**Aim of the exercise**
Copy out all the lines exactly. Omit pictures.

## BEGIN Given records

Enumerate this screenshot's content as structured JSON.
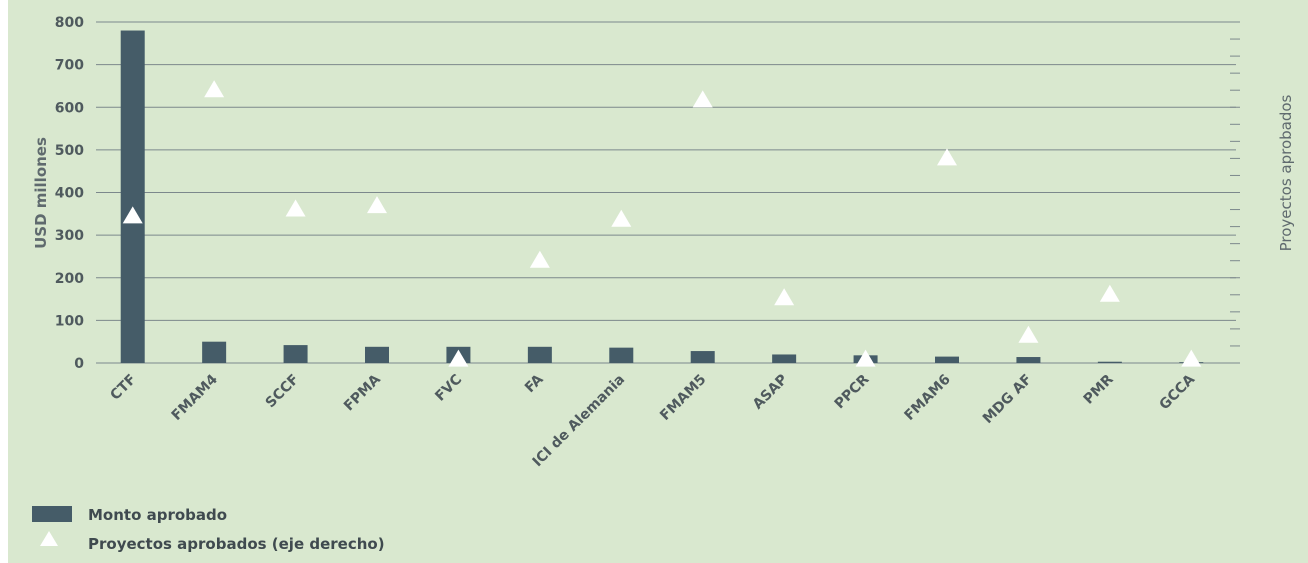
{
  "chart_data": {
    "type": "bar",
    "categories": [
      "CTF",
      "FMAM4",
      "SCCF",
      "FPMA",
      "FVC",
      "FA",
      "ICI de Alemania",
      "FMAM5",
      "ASAP",
      "PPCR",
      "FMAM6",
      "MDG AF",
      "PMR",
      "GCCA"
    ],
    "series": [
      {
        "name": "Monto aprobado",
        "type": "bar",
        "axis": "left",
        "color": "#455c68",
        "values": [
          780,
          50,
          42,
          38,
          38,
          38,
          36,
          28,
          20,
          18,
          15,
          14,
          3,
          2
        ]
      },
      {
        "name": "Proyectos aprobados (eje derecho)",
        "type": "scatter",
        "marker": "triangle",
        "axis": "right",
        "color": "#ffffff",
        "values": [
          43,
          80,
          45,
          46,
          1,
          30,
          42,
          77,
          19,
          1,
          60,
          8,
          20,
          1
        ]
      }
    ],
    "ylabel": "USD millones",
    "y2label": "Proyectos aprobados",
    "ylim": [
      0,
      800
    ],
    "y2lim": [
      0,
      100
    ],
    "yticks": [
      "0",
      "100",
      "200",
      "300",
      "400",
      "500",
      "600",
      "700",
      "800"
    ],
    "grid": true,
    "legend_position": "bottom-left"
  },
  "legend": {
    "bar_label": "Monto aprobado",
    "triangle_label": "Proyectos aprobados (eje derecho)"
  }
}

## END Given records

**Response below**
Enumerate this screenshot's content as structured JSON.
{
  "chart_data": {
    "type": "bar",
    "categories": [
      "CTF",
      "FMAM4",
      "SCCF",
      "FPMA",
      "FVC",
      "FA",
      "ICI de Alemania",
      "FMAM5",
      "ASAP",
      "PPCR",
      "FMAM6",
      "MDG AF",
      "PMR",
      "GCCA"
    ],
    "series": [
      {
        "name": "Monto aprobado",
        "type": "bar",
        "axis": "left",
        "color": "#455c68",
        "values": [
          780,
          50,
          42,
          38,
          38,
          38,
          36,
          28,
          20,
          18,
          15,
          14,
          3,
          2
        ]
      },
      {
        "name": "Proyectos aprobados (eje derecho)",
        "type": "scatter",
        "marker": "triangle",
        "axis": "right",
        "color": "#ffffff",
        "values": [
          43,
          80,
          45,
          46,
          1,
          30,
          42,
          77,
          19,
          1,
          60,
          8,
          20,
          1
        ]
      }
    ],
    "ylabel": "USD millones",
    "y2label": "Proyectos aprobados",
    "ylim": [
      0,
      800
    ],
    "y2lim": [
      0,
      100
    ],
    "yticks": [
      "0",
      "100",
      "200",
      "300",
      "400",
      "500",
      "600",
      "700",
      "800"
    ],
    "grid": true,
    "legend_position": "bottom-left"
  },
  "legend": {
    "bar_label": "Monto aprobado",
    "triangle_label": "Proyectos aprobados (eje derecho)"
  }
}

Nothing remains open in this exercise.